-- QUESTIONS ON THE MATERIAL --
**1)** List every organization named in the white bagging text.
**2)** Pull out, word for word, the part of the white bagging text that opens with the words containing "But AHIP asserts" and closes with "There Cost Savings?".

-- SOURCE DOCUMENT --

·····

But AHIP asserts that white bagging policies are safe for patients, noting that specialty pharmacies are subject to the same supply chain safety requirements as any other dispensing pharmacy under federal law, and state licensing laws and regulations. Specialty pharmacies also must meet additional safety requirements imposed by the FDA and by drug manufacturers, according to Grow.
Are There Cost Savings?
Oncologists and pharmacists also take issue with the idea that white bagging saves money. While the practice may benefit the health plan, especially if it has an ownership stake in a preferred specialty pharmacy, providers say the policy only adds cost to the health care system overall.
Based on survey responses, Vizient estimates that health systems are spending $310 million a year in labor costs to manage the additional workload associated with white and brown bagging.
Medication waste also contributes to the cost of white bagging, according to Lalan Wilfong, MD, Vice President of Payer Solutions and Practice Transformation at the US Oncology Network. “Many drugs have multidose vial options so that one vial can be used to draw doses for multiple patients to maximize dosing options and efficient use of resources,” Wilfong said. “White bagging prevents this option, resulting in increased waste and cost.”
Even for practices and health systems that reject white bagging, fighting each request from the health plan is a resource-intensive process, Garcia noted. “We have pushed back on every single patient having that policy and every single time the insurer has backed down and allowed us to provide the drug. The unfortunate thing here is that you have to do that for every patient and for every infusion,” he said. “It becomes a resilience game.”

·····

-- RECORD SET --
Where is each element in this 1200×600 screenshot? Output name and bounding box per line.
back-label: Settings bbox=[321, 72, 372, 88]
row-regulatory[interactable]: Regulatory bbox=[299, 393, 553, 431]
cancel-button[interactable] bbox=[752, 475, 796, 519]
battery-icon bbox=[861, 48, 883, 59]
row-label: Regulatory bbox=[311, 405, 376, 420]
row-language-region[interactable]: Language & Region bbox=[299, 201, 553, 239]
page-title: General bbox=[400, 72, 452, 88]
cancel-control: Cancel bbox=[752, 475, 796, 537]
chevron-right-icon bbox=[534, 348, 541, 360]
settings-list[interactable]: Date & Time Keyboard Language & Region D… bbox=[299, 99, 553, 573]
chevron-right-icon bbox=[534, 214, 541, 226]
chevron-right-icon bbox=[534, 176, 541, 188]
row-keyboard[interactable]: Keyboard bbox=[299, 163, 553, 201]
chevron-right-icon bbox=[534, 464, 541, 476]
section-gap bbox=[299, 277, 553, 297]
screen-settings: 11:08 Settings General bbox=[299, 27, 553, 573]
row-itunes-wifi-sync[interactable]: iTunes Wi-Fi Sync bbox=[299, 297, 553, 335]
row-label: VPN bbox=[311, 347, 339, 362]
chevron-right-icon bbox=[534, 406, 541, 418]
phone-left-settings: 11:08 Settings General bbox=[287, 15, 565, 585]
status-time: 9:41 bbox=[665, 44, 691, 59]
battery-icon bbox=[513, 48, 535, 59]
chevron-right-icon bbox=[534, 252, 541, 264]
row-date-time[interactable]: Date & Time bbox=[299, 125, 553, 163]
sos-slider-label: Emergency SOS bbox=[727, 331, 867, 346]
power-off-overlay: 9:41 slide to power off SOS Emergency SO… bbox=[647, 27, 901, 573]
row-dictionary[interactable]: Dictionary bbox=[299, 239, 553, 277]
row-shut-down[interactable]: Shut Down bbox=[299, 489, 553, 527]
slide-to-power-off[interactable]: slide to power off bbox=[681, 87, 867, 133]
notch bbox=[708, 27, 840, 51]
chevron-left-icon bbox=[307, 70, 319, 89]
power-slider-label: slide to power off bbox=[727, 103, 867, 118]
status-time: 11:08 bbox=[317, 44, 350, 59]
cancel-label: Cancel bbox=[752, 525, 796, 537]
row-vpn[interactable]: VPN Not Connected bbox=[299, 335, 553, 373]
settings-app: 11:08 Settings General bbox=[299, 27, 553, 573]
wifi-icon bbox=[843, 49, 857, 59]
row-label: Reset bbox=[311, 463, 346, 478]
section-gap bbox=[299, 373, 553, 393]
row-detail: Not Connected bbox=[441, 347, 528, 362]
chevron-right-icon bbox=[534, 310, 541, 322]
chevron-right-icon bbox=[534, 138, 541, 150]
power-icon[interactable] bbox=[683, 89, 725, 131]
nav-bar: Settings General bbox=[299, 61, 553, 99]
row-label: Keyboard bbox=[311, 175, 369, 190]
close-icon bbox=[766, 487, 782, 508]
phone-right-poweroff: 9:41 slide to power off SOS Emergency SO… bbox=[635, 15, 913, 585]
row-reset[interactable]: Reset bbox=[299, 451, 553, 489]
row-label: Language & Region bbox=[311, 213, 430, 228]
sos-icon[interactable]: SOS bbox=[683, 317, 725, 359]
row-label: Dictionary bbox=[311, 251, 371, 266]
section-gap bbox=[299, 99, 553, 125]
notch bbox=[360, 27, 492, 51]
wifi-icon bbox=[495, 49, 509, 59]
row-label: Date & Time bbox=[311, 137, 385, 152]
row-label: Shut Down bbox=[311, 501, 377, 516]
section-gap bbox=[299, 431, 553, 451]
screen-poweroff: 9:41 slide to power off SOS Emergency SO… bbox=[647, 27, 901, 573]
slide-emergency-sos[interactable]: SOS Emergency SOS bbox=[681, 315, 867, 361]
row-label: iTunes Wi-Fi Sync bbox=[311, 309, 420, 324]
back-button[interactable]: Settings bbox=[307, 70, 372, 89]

·····

-- ANSWERS BY ITEM NUMBER --
**1)**
AHIP
FDA
Vizient
US Oncology Network

**2)**
But AHIP asserts that white bagging policies are safe for patients, noting that specialty pharmacies are subject to the same supply chain safety requirements as any other dispensing pharmacy under federal law, and state licensing laws and regulations. Specialty pharmacies also must meet additional safety requirements imposed by the FDA and by drug manufacturers, according to Grow.
Are There Cost Savings?